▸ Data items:
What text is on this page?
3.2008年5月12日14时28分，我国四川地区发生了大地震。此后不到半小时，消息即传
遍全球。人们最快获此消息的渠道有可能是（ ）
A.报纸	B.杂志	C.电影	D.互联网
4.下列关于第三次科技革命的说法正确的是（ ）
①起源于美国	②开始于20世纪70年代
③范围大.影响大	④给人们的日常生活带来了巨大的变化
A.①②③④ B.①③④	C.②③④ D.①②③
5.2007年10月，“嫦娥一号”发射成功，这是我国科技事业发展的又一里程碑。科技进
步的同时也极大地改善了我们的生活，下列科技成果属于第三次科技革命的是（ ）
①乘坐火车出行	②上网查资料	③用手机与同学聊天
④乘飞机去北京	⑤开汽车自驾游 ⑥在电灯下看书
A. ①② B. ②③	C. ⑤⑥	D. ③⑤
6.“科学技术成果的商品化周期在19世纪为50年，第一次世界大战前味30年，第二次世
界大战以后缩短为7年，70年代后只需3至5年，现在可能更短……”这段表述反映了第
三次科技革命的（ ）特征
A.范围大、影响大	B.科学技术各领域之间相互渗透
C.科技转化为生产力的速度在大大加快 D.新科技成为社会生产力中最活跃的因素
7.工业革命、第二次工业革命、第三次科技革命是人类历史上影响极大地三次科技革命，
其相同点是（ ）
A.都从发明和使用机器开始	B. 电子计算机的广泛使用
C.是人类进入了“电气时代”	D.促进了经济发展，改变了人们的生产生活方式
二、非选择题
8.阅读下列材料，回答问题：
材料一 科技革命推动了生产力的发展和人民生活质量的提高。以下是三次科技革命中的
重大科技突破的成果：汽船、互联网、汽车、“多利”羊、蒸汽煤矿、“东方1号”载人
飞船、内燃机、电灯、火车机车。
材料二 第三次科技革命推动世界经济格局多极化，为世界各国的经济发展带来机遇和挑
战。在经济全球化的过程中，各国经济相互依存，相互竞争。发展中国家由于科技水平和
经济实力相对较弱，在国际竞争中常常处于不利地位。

▸ Stated problem: Extract each record, keeping it identical to the original.

▸ Reply:
What text is on this page?
3.2008年5月12日14时28分，我国四川地区发生了大地震。此后不到半小时，消息即传
遍全球。人们最快获此消息的渠道有可能是（ ）
A.报纸	B.杂志	C.电影	D.互联网
4.下列关于第三次科技革命的说法正确的是（ ）
①起源于美国	②开始于20世纪70年代
③范围大.影响大	④给人们的日常生活带来了巨大的变化
A.①②③④ B.①③④	C.②③④ D.①②③
5.2007年10月，“嫦娥一号”发射成功，这是我国科技事业发展的又一里程碑。科技进
步的同时也极大地改善了我们的生活，下列科技成果属于第三次科技革命的是（ ）
①乘坐火车出行	②上网查资料	③用手机与同学聊天
④乘飞机去北京	⑤开汽车自驾游 ⑥在电灯下看书
A. ①② B. ②③	C. ⑤⑥	D. ③⑤
6.“科学技术成果的商品化周期在19世纪为50年，第一次世界大战前味30年，第二次世
界大战以后缩短为7年，70年代后只需3至5年，现在可能更短……”这段表述反映了第
三次科技革命的（ ）特征
A.范围大、影响大	B.科学技术各领域之间相互渗透
C.科技转化为生产力的速度在大大加快 D.新科技成为社会生产力中最活跃的因素
7.工业革命、第二次工业革命、第三次科技革命是人类历史上影响极大地三次科技革命，
其相同点是（ ）
A.都从发明和使用机器开始	B. 电子计算机的广泛使用
C.是人类进入了“电气时代”	D.促进了经济发展，改变了人们的生产生活方式
二、非选择题
8.阅读下列材料，回答问题：
材料一 科技革命推动了生产力的发展和人民生活质量的提高。以下是三次科技革命中的
重大科技突破的成果：汽船、互联网、汽车、“多利”羊、蒸汽煤矿、“东方1号”载人
飞船、内燃机、电灯、火车机车。
材料二 第三次科技革命推动世界经济格局多极化，为世界各国的经济发展带来机遇和挑
战。在经济全球化的过程中，各国经济相互依存，相互竞争。发展中国家由于科技水平和
经济实力相对较弱，在国际竞争中常常处于不利地位。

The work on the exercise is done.